* Given instruction 1
Copy the records verbatim, everything from their first line down to the line containing "video-title[interactable]: Màu sắc", with both of those lines included.

* Extract
┄┄┄┄┄┄┄┄┄┄

I visited Germany recently on a short holiday. I had flown to the Niederrhein Airport in Weeze on a Ryan Air (the low cost carrier) plane. The Weeze Airport which is only 2 years old and still heavily under utilised still looked a lot better than most national airports in the developing countries. The Airport looked spick and span, and glistened as if it was just a day old.
However, any such good impression on a visitor is lost immediately as the visitor comes into contact with Germans and engages them in a conversation. My first stop was in one of the car rental offices, as I made enquiries at the counter, the duty officer Karl (not his real name) tried to be nice to me in his heavily accented English, I saved him any further attempt at swallowing his tongue, and spoke German to him. Karl seemed quite perplexed that a black man flying in from London is able to speak his language; I explained to him that I had lived in Germany for a few years before relocating to the UK, on hearing this, he let his guard down although I wished it was the car rental rates that he had lowered instead.
Karl engaged me in some light hearted conversation, he could afford to, there was no queue behind me and I wasn’t in any kind of hurry either. Our banter eventually moved on to the state of the German economy, and this appeared to have touched his soul, he spoke with such conviction that I wondered what he was doing behind the desk of a car rental company, rather than working in some government economic office. I did ask him that, and he replied that he had been downsized; an evidence of what he had earlier told me was the problem with the German economy. He blamed Gerhard Schroeder and his Euro/Europe loving Social Democratic Party for his and his country’s woes, according to him ‘The politicians have ruined Germany, people are just managing to keep a smiling face but deep inside them, they are all burning, it’s like nobody knows what’s going to happen next, there is so much fear in the land now’. Finally I decided that Karl’s tales of doom wasn’t my ideal way of starting a holiday and I bid him goodbye, promising to continue our conversation on another occasion. I did look for him on my way back but he was off-duty on the day.
As I sped to Dusseldorf on the A57 autobahn, I found it difficult to confirm all of Karl’s fears, although I wasn’t expecting to see the type of rickety and beat-down cars that litter the pot-holed roads all over Africa but the several new cars which sped past me on the way did not really indicate an economy that is about to crash. German motorways which in most cases do not have any speed limits are arguably among the best in the world, and from my experience Germans love taking out their anger and frustration out on their motorways, hence their fascination with strong and fast cars.
German motorways are well sign-posted
The motorways are also well sign posted, I began to wonder why Julius Berger Nigeria Plc is not taking a cue from Bilfinger & Berger (their German parent company) in providing quality road signs in all the roads they build in Nigeria, most especially in Abuja. Their road signs in Nigeria can at best be described as a beginning artist’s practice work sheets.
I also took advantage of my visit to shop for bargain items; the Euro/Pound dichotomy has considerably made products and services cheaper in mainland Europe than in the UK, take for instance a Fuji digital camera I bought at Promarkt in Dusseldorf for 199 euros, the same camera retails for around £349 in London. Another clear example of capitalist exploitation then, you may say.

┄┄┄┄┄┄┄┄┄┄

* Data provided
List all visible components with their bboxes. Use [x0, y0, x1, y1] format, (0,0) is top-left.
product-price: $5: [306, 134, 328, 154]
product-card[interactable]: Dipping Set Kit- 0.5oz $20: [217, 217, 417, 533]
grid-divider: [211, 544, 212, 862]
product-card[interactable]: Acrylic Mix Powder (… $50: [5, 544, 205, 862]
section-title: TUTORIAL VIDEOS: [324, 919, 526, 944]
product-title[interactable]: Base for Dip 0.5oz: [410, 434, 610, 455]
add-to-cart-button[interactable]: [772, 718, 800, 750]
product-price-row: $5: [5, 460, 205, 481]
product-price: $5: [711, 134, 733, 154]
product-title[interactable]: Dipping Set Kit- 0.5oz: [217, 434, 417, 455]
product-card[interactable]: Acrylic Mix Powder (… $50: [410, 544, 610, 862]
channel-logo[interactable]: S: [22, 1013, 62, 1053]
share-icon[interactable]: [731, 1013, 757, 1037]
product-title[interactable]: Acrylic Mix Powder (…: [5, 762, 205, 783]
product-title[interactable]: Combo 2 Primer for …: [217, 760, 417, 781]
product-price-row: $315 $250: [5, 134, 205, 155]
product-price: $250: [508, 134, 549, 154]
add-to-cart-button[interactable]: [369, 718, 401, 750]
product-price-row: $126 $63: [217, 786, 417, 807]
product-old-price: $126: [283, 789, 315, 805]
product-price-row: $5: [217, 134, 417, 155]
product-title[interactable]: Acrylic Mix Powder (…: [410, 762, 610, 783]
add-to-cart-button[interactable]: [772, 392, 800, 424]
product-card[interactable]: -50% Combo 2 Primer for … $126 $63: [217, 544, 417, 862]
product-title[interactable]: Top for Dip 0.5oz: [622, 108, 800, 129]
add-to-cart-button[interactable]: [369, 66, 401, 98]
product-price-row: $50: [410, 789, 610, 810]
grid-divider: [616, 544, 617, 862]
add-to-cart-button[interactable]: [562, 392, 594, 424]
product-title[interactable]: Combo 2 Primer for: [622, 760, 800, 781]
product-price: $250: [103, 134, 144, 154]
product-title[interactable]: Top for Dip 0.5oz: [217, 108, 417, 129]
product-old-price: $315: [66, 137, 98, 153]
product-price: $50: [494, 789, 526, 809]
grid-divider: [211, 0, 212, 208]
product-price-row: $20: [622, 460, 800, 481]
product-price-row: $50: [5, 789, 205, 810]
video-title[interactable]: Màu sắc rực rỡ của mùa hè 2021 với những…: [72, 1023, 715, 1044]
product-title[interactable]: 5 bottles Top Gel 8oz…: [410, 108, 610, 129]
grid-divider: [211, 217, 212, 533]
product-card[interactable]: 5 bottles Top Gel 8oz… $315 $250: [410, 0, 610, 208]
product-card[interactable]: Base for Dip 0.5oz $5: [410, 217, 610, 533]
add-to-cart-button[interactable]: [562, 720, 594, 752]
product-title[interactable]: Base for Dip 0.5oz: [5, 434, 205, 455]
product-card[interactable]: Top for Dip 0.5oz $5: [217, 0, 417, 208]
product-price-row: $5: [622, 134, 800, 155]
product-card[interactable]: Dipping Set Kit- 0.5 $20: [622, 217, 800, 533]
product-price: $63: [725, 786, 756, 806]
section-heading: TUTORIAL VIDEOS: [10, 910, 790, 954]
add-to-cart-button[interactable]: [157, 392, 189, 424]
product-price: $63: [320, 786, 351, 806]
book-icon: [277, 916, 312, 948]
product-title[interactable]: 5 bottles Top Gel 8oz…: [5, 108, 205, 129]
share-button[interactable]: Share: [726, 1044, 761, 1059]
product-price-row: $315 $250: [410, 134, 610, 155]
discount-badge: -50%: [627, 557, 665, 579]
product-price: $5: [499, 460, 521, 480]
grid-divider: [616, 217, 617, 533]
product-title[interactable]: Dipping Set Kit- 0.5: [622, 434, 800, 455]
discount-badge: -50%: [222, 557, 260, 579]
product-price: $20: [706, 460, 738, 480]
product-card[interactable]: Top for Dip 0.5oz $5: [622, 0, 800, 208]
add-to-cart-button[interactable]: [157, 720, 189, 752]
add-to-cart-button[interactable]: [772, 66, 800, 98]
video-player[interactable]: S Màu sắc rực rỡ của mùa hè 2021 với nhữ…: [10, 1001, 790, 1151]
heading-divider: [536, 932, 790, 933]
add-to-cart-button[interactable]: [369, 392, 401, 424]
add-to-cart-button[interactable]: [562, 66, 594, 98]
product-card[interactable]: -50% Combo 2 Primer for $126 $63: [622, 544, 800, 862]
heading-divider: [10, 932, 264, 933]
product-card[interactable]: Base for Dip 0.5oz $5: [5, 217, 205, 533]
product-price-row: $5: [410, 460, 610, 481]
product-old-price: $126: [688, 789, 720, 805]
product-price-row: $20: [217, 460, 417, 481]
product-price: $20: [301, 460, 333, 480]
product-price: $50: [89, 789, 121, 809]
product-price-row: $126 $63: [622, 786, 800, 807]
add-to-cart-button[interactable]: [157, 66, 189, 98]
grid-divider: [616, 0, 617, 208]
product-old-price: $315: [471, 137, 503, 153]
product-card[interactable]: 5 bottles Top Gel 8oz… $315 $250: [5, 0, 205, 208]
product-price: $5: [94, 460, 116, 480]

┄┄┄┄┄┄┄┄┄┄

* Given instruction 2
In the travel account, what price did the Fuji digital camera bought at Promarkt in Dusseldorf cost?

* Complete answer 1
List all visible components with their bboxes. Use [x0, y0, x1, y1] format, (0,0) is top-left.
product-price: $5: [306, 134, 328, 154]
product-card[interactable]: Dipping Set Kit- 0.5oz $20: [217, 217, 417, 533]
grid-divider: [211, 544, 212, 862]
product-card[interactable]: Acrylic Mix Powder (… $50: [5, 544, 205, 862]
section-title: TUTORIAL VIDEOS: [324, 919, 526, 944]
product-title[interactable]: Base for Dip 0.5oz: [410, 434, 610, 455]
add-to-cart-button[interactable]: [772, 718, 800, 750]
product-price-row: $5: [5, 460, 205, 481]
product-price: $5: [711, 134, 733, 154]
product-title[interactable]: Dipping Set Kit- 0.5oz: [217, 434, 417, 455]
product-card[interactable]: Acrylic Mix Powder (… $50: [410, 544, 610, 862]
channel-logo[interactable]: S: [22, 1013, 62, 1053]
share-icon[interactable]: [731, 1013, 757, 1037]
product-title[interactable]: Acrylic Mix Powder (…: [5, 762, 205, 783]
product-title[interactable]: Combo 2 Primer for …: [217, 760, 417, 781]
product-price-row: $315 $250: [5, 134, 205, 155]
product-price: $250: [508, 134, 549, 154]
add-to-cart-button[interactable]: [369, 718, 401, 750]
product-price-row: $126 $63: [217, 786, 417, 807]
product-old-price: $126: [283, 789, 315, 805]
product-price-row: $5: [217, 134, 417, 155]
product-title[interactable]: Acrylic Mix Powder (…: [410, 762, 610, 783]
add-to-cart-button[interactable]: [772, 392, 800, 424]
product-card[interactable]: -50% Combo 2 Primer for … $126 $63: [217, 544, 417, 862]
product-title[interactable]: Top for Dip 0.5oz: [622, 108, 800, 129]
add-to-cart-button[interactable]: [369, 66, 401, 98]
product-price-row: $50: [410, 789, 610, 810]
grid-divider: [616, 544, 617, 862]
add-to-cart-button[interactable]: [562, 392, 594, 424]
product-title[interactable]: Combo 2 Primer for: [622, 760, 800, 781]
product-price: $250: [103, 134, 144, 154]
product-title[interactable]: Top for Dip 0.5oz: [217, 108, 417, 129]
product-old-price: $315: [66, 137, 98, 153]
product-price: $50: [494, 789, 526, 809]
grid-divider: [211, 0, 212, 208]
product-price-row: $20: [622, 460, 800, 481]
product-price-row: $50: [5, 789, 205, 810]
video-title[interactable]: Màu sắc rực rỡ của mùa hè 2021 với những…: [72, 1023, 715, 1044]

* Complete answer 2
199 euros